** START OF Excerpted data **

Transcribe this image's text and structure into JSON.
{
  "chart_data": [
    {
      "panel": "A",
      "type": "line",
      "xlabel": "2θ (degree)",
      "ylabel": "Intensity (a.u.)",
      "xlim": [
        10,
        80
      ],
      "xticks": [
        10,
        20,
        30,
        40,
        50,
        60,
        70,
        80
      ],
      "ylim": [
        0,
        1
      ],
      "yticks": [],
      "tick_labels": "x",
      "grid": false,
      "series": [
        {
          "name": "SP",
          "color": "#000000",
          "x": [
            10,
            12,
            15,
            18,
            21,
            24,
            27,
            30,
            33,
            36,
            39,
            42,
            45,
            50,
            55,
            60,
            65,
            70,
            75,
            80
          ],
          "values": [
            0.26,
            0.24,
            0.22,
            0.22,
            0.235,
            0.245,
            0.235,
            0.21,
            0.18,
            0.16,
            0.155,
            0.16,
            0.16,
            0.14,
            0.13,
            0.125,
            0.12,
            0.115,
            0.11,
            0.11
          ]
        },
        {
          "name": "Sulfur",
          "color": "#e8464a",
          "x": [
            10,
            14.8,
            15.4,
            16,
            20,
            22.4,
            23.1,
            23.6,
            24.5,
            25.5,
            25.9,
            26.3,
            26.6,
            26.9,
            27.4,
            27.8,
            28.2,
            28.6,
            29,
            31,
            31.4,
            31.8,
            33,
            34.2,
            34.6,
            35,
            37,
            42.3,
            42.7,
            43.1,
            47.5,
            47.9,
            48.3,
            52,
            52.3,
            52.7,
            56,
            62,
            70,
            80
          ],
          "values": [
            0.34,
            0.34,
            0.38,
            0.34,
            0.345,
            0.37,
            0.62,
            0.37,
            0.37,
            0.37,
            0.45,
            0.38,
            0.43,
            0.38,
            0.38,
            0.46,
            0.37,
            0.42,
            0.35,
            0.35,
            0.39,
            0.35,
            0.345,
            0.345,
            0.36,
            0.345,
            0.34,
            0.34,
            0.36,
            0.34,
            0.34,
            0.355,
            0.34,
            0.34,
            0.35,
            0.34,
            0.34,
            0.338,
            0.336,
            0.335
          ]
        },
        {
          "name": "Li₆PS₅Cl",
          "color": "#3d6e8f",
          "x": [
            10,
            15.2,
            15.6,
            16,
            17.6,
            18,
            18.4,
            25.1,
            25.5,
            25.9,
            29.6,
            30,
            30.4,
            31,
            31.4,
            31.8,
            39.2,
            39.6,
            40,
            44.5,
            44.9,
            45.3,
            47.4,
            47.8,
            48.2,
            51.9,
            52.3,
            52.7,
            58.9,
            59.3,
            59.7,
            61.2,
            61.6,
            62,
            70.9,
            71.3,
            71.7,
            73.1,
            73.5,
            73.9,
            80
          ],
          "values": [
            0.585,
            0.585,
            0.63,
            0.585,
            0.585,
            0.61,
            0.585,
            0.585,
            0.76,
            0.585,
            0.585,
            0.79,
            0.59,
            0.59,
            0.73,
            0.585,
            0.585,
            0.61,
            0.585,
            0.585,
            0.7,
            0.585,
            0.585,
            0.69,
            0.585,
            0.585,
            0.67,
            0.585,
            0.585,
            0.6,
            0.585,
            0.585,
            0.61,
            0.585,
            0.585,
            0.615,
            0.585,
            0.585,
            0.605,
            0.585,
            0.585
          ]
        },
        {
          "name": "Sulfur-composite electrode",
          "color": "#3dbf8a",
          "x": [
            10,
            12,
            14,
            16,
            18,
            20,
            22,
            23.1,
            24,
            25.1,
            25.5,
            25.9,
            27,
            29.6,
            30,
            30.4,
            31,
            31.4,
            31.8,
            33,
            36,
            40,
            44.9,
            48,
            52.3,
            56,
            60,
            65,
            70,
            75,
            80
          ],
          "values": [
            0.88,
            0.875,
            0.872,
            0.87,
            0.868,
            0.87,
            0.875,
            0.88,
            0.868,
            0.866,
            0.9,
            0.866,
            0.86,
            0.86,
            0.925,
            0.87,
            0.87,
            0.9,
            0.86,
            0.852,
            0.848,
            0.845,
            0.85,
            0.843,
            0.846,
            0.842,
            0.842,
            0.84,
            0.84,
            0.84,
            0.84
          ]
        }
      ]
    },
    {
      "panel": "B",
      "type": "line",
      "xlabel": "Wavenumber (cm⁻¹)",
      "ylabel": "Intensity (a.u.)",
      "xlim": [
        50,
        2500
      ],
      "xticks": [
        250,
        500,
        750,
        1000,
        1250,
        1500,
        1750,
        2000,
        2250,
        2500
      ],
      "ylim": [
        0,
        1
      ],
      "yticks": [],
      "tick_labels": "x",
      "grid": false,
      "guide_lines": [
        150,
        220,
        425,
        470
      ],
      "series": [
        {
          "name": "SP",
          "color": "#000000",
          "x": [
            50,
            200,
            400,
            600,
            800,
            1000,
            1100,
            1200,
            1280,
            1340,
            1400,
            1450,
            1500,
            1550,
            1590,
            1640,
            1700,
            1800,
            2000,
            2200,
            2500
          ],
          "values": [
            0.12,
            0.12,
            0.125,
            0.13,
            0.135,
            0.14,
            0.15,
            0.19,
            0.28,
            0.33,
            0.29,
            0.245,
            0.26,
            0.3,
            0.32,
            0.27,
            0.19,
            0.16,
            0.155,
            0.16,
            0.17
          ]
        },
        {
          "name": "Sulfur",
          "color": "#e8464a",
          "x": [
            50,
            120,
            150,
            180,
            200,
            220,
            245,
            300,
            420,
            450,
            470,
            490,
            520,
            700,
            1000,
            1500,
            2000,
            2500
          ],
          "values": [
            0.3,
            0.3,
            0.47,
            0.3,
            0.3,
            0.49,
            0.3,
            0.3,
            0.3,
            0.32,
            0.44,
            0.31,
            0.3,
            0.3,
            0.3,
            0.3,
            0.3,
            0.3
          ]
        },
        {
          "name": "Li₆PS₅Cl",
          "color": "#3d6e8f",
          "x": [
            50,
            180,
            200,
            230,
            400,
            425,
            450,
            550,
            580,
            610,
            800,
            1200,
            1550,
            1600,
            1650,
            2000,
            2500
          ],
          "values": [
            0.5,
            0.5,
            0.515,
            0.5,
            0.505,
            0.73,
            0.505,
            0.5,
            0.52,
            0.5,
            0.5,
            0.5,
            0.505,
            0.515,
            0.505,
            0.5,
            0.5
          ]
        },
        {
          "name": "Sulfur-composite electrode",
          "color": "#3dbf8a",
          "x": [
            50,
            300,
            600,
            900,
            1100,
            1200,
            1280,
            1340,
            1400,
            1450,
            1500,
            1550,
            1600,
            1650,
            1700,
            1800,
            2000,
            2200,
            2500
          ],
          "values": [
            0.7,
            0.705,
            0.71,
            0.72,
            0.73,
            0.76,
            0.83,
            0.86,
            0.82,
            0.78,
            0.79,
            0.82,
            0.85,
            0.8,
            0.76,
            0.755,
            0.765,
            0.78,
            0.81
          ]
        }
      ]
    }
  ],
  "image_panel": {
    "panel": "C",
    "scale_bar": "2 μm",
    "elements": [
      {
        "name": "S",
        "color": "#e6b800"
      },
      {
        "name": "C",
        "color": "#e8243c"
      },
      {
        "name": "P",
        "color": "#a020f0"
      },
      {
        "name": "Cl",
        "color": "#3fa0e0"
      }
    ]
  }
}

** END OF Excerpted data **

→ What the exercise asks
Repeat the material above in full, quoting it exactly.

→ Answer
Transcribe this image's text and structure into JSON.
{
  "chart_data": [
    {
      "panel": "A",
      "type": "line",
      "xlabel": "2θ (degree)",
      "ylabel": "Intensity (a.u.)",
      "xlim": [
        10,
        80
      ],
      "xticks": [
        10,
        20,
        30,
        40,
        50,
        60,
        70,
        80
      ],
      "ylim": [
        0,
        1
      ],
      "yticks": [],
      "tick_labels": "x",
      "grid": false,
      "series": [
        {
          "name": "SP",
          "color": "#000000",
          "x": [
            10,
            12,
            15,
            18,
            21,
            24,
            27,
            30,
            33,
            36,
            39,
            42,
            45,
            50,
            55,
            60,
            65,
            70,
            75,
            80
          ],
          "values": [
            0.26,
            0.24,
            0.22,
            0.22,
            0.235,
            0.245,
            0.235,
            0.21,
            0.18,
            0.16,
            0.155,
            0.16,
            0.16,
            0.14,
            0.13,
            0.125,
            0.12,
            0.115,
            0.11,
            0.11
          ]
        },
        {
          "name": "Sulfur",
          "color": "#e8464a",
          "x": [
            10,
            14.8,
            15.4,
            16,
            20,
            22.4,
            23.1,
            23.6,
            24.5,
            25.5,
            25.9,
            26.3,
            26.6,
            26.9,
            27.4,
            27.8,
            28.2,
            28.6,
            29,
            31,
            31.4,
            31.8,
            33,
            34.2,
            34.6,
            35,
            37,
            42.3,
            42.7,
            43.1,
            47.5,
            47.9,
            48.3,
            52,
            52.3,
            52.7,
            56,
            62,
            70,
            80
          ],
          "values": [
            0.34,
            0.34,
            0.38,
            0.34,
            0.345,
            0.37,
            0.62,
            0.37,
            0.37,
            0.37,
            0.45,
            0.38,
            0.43,
            0.38,
            0.38,
            0.46,
            0.37,
            0.42,
            0.35,
            0.35,
            0.39,
            0.35,
            0.345,
            0.345,
            0.36,
            0.345,
            0.34,
            0.34,
            0.36,
            0.34,
            0.34,
            0.355,
            0.34,
            0.34,
            0.35,
            0.34,
            0.34,
            0.338,
            0.336,
            0.335
          ]
        },
        {
          "name": "Li₆PS₅Cl",
          "color": "#3d6e8f",
          "x": [
            10,
            15.2,
            15.6,
            16,
            17.6,
            18,
            18.4,
            25.1,
            25.5,
            25.9,
            29.6,
            30,
            30.4,
            31,
            31.4,
            31.8,
            39.2,
            39.6,
            40,
            44.5,
            44.9,
            45.3,
            47.4,
            47.8,
            48.2,
            51.9,
            52.3,
            52.7,
            58.9,
            59.3,
            59.7,
            61.2,
            61.6,
            62,
            70.9,
            71.3,
            71.7,
            73.1,
            73.5,
            73.9,
            80
          ],
          "values": [
            0.585,
            0.585,
            0.63,
            0.585,
            0.585,
            0.61,
            0.585,
            0.585,
            0.76,
            0.585,
            0.585,
            0.79,
            0.59,
            0.59,
            0.73,
            0.585,
            0.585,
            0.61,
            0.585,
            0.585,
            0.7,
            0.585,
            0.585,
            0.69,
            0.585,
            0.585,
            0.67,
            0.585,
            0.585,
            0.6,
            0.585,
            0.585,
            0.61,
            0.585,
            0.585,
            0.615,
            0.585,
            0.585,
            0.605,
            0.585,
            0.585
          ]
        },
        {
          "name": "Sulfur-composite electrode",
          "color": "#3dbf8a",
          "x": [
            10,
            12,
            14,
            16,
            18,
            20,
            22,
            23.1,
            24,
            25.1,
            25.5,
            25.9,
            27,
            29.6,
            30,
            30.4,
            31,
            31.4,
            31.8,
            33,
            36,
            40,
            44.9,
            48,
            52.3,
            56,
            60,
            65,
            70,
            75,
            80
          ],
          "values": [
            0.88,
            0.875,
            0.872,
            0.87,
            0.868,
            0.87,
            0.875,
            0.88,
            0.868,
            0.866,
            0.9,
            0.866,
            0.86,
            0.86,
            0.925,
            0.87,
            0.87,
            0.9,
            0.86,
            0.852,
            0.848,
            0.845,
            0.85,
            0.843,
            0.846,
            0.842,
            0.842,
            0.84,
            0.84,
            0.84,
            0.84
          ]
        }
      ]
    },
    {
      "panel": "B",
      "type": "line",
      "xlabel": "Wavenumber (cm⁻¹)",
      "ylabel": "Intensity (a.u.)",
      "xlim": [
        50,
        2500
      ],
      "xticks": [
        250,
        500,
        750,
        1000,
        1250,
        1500,
        1750,
        2000,
        2250,
        2500
      ],
      "ylim": [
        0,
        1
      ],
      "yticks": [],
      "tick_labels": "x",
      "grid": false,
      "guide_lines": [
        150,
        220,
        425,
        470
      ],
      "series": [
        {
          "name": "SP",
          "color": "#000000",
          "x": [
            50,
            200,
            400,
            600,
            800,
            1000,
            1100,
            1200,
            1280,
            1340,
            1400,
            1450,
            1500,
            1550,
            1590,
            1640,
            1700,
            1800,
            2000,
            2200,
            2500
          ],
          "values": [
            0.12,
            0.12,
            0.125,
            0.13,
            0.135,
            0.14,
            0.15,
            0.19,
            0.28,
            0.33,
            0.29,
            0.245,
            0.26,
            0.3,
            0.32,
            0.27,
            0.19,
            0.16,
            0.155,
            0.16,
            0.17
          ]
        },
        {
          "name": "Sulfur",
          "color": "#e8464a",
          "x": [
            50,
            120,
            150,
            180,
            200,
            220,
            245,
            300,
            420,
            450,
            470,
            490,
            520,
            700,
            1000,
            1500,
            2000,
            2500
          ],
          "values": [
            0.3,
            0.3,
            0.47,
            0.3,
            0.3,
            0.49,
            0.3,
            0.3,
            0.3,
            0.32,
            0.44,
            0.31,
            0.3,
            0.3,
            0.3,
            0.3,
            0.3,
            0.3
          ]
        },
        {
          "name": "Li₆PS₅Cl",
          "color": "#3d6e8f",
          "x": [
            50,
            180,
            200,
            230,
            400,
            425,
            450,
            550,
            580,
            610,
            800,
            1200,
            1550,
            1600,
            1650,
            2000,
            2500
          ],
          "values": [
            0.5,
            0.5,
            0.515,
            0.5,
            0.505,
            0.73,
            0.505,
            0.5,
            0.52,
            0.5,
            0.5,
            0.5,
            0.505,
            0.515,
            0.505,
            0.5,
            0.5
          ]
        },
        {
          "name": "Sulfur-composite electrode",
          "color": "#3dbf8a",
          "x": [
            50,
            300,
            600,
            900,
            1100,
            1200,
            1280,
            1340,
            1400,
            1450,
            1500,
            1550,
            1600,
            1650,
            1700,
            1800,
            2000,
            2200,
            2500
          ],
          "values": [
            0.7,
            0.705,
            0.71,
            0.72,
            0.73,
            0.76,
            0.83,
            0.86,
            0.82,
            0.78,
            0.79,
            0.82,
            0.85,
            0.8,
            0.76,
            0.755,
            0.765,
            0.78,
            0.81
          ]
        }
      ]
    }
  ],
  "image_panel": {
    "panel": "C",
    "scale_bar": "2 μm",
    "elements": [
      {
        "name": "S",
        "color": "#e6b800"
      },
      {
        "name": "C",
        "color": "#e8243c"
      },
      {
        "name": "P",
        "color": "#a020f0"
      },
      {
        "name": "Cl",
        "color": "#3fa0e0"
      }
    ]
  }
}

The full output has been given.